Print the lines from the first one through the line containing "dasha-row [218, 329, 304, 339]", including both ends, and copy each one unchanged.

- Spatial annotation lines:
※ ※ ※
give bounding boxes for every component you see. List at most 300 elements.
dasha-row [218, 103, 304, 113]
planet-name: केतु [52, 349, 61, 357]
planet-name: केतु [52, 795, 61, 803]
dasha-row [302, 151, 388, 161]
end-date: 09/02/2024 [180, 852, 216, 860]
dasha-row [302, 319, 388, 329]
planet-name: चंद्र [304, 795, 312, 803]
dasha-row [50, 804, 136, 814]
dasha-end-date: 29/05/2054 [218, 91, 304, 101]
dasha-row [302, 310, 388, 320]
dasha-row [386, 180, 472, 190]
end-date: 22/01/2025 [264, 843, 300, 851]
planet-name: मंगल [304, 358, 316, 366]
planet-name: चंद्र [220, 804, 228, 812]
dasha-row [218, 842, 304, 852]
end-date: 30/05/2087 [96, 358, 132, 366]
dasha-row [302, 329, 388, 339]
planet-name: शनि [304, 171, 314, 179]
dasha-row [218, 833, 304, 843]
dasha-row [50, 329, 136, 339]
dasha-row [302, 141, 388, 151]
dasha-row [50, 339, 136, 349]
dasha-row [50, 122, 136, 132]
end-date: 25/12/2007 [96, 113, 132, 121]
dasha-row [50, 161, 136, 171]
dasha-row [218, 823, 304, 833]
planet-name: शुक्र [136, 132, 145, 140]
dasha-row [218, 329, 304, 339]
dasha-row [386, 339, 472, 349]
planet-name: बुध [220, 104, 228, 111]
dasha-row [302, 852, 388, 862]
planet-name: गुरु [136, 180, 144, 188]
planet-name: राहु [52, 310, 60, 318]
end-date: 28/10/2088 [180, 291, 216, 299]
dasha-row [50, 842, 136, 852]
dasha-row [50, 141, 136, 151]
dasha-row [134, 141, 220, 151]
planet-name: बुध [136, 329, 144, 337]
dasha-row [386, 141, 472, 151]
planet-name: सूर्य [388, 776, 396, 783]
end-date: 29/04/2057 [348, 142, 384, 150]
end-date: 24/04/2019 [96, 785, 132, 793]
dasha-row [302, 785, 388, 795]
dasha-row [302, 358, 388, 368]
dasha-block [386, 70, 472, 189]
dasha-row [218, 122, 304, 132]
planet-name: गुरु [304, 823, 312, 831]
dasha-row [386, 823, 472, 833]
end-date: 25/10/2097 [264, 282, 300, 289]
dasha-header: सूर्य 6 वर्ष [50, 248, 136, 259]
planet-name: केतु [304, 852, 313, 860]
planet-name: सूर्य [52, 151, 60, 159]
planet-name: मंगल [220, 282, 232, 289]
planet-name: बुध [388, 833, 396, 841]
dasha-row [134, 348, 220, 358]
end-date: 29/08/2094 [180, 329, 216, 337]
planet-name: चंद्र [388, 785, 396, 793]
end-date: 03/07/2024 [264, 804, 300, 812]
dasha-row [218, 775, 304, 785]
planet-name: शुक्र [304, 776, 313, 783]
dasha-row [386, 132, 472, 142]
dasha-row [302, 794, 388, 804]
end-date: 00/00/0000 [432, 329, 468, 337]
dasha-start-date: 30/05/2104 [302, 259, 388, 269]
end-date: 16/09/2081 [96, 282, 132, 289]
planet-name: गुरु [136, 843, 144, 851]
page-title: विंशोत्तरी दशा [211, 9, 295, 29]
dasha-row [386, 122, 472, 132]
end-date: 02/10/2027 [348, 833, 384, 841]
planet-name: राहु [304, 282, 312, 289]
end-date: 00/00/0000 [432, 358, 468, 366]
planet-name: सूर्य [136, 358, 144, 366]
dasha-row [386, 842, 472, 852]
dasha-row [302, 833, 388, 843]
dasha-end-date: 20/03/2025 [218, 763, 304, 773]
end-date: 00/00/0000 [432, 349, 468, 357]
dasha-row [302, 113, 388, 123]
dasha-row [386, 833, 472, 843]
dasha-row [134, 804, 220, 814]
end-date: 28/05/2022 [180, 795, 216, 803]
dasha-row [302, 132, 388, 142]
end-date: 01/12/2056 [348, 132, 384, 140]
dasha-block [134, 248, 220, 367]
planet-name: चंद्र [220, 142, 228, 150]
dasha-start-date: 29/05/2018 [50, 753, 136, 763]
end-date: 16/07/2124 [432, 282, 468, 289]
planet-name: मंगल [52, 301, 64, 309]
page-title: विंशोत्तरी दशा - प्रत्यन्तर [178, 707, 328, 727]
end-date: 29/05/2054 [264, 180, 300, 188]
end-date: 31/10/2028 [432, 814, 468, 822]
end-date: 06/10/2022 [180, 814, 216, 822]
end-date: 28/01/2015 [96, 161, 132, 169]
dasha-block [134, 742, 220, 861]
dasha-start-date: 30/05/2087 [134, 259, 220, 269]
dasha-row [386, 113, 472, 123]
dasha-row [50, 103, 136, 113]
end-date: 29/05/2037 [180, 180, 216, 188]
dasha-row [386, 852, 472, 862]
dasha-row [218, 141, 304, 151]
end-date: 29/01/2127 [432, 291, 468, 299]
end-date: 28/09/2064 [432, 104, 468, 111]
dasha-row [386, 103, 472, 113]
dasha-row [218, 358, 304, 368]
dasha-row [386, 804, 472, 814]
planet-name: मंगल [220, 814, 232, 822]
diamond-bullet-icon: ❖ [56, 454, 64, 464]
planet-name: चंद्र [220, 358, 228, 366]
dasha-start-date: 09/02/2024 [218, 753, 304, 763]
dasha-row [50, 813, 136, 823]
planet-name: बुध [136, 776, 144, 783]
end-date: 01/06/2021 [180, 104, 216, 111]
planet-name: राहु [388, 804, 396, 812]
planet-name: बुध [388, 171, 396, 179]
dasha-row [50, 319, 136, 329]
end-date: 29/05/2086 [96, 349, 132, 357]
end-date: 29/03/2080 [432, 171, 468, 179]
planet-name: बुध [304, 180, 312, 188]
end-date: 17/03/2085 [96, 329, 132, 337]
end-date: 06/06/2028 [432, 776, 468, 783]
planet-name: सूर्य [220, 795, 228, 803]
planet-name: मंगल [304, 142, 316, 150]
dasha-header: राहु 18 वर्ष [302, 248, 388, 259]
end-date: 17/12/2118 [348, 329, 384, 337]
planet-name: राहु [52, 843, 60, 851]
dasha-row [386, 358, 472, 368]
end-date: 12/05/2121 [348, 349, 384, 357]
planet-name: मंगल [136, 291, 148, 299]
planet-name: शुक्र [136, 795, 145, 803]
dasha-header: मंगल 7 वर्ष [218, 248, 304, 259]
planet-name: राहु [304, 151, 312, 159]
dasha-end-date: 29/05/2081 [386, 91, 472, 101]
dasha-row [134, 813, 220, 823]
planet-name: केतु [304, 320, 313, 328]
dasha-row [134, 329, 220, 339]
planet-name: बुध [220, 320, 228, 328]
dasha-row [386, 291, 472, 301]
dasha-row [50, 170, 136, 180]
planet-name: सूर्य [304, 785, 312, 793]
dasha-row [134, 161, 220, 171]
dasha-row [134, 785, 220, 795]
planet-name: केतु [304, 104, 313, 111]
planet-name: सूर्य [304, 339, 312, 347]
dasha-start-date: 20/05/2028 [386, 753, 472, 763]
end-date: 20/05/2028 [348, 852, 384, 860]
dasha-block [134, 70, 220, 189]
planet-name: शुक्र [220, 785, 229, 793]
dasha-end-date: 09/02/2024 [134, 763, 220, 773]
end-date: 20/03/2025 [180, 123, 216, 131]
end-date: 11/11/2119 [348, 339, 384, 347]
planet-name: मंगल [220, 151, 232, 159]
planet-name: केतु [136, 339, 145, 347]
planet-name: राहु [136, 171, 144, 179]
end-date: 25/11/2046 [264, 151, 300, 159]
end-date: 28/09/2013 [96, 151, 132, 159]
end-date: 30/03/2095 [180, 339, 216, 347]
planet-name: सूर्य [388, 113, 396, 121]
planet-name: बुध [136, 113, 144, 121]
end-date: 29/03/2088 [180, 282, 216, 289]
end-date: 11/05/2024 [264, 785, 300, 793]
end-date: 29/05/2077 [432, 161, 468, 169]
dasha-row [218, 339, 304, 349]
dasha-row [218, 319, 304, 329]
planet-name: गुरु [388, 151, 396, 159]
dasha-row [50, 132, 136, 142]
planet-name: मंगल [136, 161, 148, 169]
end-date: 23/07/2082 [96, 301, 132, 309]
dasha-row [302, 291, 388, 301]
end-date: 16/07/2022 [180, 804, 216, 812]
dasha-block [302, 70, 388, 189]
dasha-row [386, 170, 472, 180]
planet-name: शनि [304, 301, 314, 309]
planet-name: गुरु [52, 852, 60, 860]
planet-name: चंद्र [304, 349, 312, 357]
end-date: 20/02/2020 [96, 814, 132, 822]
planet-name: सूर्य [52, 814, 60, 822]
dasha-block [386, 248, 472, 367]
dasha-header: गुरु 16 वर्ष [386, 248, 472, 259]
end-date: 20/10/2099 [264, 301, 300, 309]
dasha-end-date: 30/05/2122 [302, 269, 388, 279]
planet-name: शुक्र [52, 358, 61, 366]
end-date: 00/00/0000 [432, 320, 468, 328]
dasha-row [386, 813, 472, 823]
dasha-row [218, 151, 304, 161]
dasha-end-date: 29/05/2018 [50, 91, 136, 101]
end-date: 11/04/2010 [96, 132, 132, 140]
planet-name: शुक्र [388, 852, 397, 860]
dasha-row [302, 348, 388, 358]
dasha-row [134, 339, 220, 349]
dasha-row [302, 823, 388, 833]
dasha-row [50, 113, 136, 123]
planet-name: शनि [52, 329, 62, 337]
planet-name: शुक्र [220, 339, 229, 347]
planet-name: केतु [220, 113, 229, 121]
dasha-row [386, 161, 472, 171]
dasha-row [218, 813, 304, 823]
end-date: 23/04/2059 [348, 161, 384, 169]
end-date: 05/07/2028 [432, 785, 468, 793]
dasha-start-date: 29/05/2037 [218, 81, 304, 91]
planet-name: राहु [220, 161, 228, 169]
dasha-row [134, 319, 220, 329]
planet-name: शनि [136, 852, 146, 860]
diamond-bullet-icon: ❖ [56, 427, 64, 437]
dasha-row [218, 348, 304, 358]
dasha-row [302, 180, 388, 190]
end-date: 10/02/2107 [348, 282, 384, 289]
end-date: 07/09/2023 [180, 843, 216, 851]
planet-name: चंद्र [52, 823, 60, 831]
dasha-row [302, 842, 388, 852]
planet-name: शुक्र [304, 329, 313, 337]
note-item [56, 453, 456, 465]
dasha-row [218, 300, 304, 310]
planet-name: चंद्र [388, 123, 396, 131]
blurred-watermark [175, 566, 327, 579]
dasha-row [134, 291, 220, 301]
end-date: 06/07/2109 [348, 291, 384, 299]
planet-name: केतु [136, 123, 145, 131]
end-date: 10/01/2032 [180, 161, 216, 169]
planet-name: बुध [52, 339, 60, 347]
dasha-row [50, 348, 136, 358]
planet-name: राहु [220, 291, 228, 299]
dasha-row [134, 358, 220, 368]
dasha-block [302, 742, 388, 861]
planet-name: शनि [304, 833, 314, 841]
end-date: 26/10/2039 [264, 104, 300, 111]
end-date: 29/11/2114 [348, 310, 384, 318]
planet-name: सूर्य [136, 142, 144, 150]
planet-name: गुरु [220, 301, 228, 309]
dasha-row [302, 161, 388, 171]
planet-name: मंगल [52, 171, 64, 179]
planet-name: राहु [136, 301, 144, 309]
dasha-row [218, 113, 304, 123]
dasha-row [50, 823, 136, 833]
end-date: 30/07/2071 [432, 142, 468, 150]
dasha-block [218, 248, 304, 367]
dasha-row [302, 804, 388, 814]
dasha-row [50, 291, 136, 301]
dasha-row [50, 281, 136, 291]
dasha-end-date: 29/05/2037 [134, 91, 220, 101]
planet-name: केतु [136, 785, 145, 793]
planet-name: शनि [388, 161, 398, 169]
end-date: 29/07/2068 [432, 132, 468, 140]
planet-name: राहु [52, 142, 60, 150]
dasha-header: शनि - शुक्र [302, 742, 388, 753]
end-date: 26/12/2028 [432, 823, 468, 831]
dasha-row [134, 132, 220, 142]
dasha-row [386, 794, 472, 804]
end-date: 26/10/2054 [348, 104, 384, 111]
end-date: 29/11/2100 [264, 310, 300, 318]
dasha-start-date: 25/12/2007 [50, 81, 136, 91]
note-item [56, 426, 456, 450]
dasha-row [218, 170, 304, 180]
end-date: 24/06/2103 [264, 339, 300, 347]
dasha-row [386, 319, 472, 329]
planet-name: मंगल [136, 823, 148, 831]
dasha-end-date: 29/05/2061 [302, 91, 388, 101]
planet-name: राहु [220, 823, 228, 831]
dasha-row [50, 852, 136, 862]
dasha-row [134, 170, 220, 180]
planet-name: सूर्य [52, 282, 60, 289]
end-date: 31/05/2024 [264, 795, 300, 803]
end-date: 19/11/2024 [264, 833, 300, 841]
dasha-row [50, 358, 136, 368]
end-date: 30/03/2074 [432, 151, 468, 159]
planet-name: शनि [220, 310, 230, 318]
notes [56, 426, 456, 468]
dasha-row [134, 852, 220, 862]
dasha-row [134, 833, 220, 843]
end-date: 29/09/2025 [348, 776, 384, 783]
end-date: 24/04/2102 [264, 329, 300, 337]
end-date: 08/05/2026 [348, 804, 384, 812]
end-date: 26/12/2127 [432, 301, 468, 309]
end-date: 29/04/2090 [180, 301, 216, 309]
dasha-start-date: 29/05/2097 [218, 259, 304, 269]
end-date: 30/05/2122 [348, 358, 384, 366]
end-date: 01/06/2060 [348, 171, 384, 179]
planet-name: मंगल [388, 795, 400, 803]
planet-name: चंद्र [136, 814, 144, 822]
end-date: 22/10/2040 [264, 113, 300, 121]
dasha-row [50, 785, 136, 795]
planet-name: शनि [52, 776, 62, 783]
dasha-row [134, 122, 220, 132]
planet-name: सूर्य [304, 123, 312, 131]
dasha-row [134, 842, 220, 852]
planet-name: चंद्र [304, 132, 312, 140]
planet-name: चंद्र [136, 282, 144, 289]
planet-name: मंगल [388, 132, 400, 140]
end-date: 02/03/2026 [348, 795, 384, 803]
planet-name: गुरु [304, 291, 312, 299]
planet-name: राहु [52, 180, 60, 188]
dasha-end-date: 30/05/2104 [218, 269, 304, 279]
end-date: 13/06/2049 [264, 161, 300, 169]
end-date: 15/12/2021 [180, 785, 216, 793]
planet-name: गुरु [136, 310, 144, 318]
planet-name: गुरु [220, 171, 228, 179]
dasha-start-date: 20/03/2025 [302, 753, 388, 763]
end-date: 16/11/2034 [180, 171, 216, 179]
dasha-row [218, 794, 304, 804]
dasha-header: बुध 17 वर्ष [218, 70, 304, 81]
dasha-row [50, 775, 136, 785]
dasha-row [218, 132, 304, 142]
※ ※ ※
- RESPONSE BELOW:
give bounding boxes for every component you see. List at most 300 elements.
dasha-row [218, 103, 304, 113]
planet-name: केतु [52, 349, 61, 357]
planet-name: केतु [52, 795, 61, 803]
dasha-row [302, 151, 388, 161]
end-date: 09/02/2024 [180, 852, 216, 860]
dasha-row [302, 319, 388, 329]
planet-name: चंद्र [304, 795, 312, 803]
dasha-row [50, 804, 136, 814]
dasha-end-date: 29/05/2054 [218, 91, 304, 101]
dasha-row [302, 310, 388, 320]
dasha-row [386, 180, 472, 190]
end-date: 22/01/2025 [264, 843, 300, 851]
planet-name: मंगल [304, 358, 316, 366]
planet-name: चंद्र [220, 804, 228, 812]
dasha-row [218, 842, 304, 852]
end-date: 30/05/2087 [96, 358, 132, 366]
dasha-row [302, 329, 388, 339]
planet-name: शनि [304, 171, 314, 179]
dasha-row [218, 833, 304, 843]
dasha-row [50, 329, 136, 339]
dasha-row [302, 141, 388, 151]
dasha-row [50, 339, 136, 349]
dasha-row [50, 122, 136, 132]
end-date: 25/12/2007 [96, 113, 132, 121]
dasha-row [50, 161, 136, 171]
dasha-row [218, 823, 304, 833]
planet-name: शुक्र [136, 132, 145, 140]
dasha-row [218, 329, 304, 339]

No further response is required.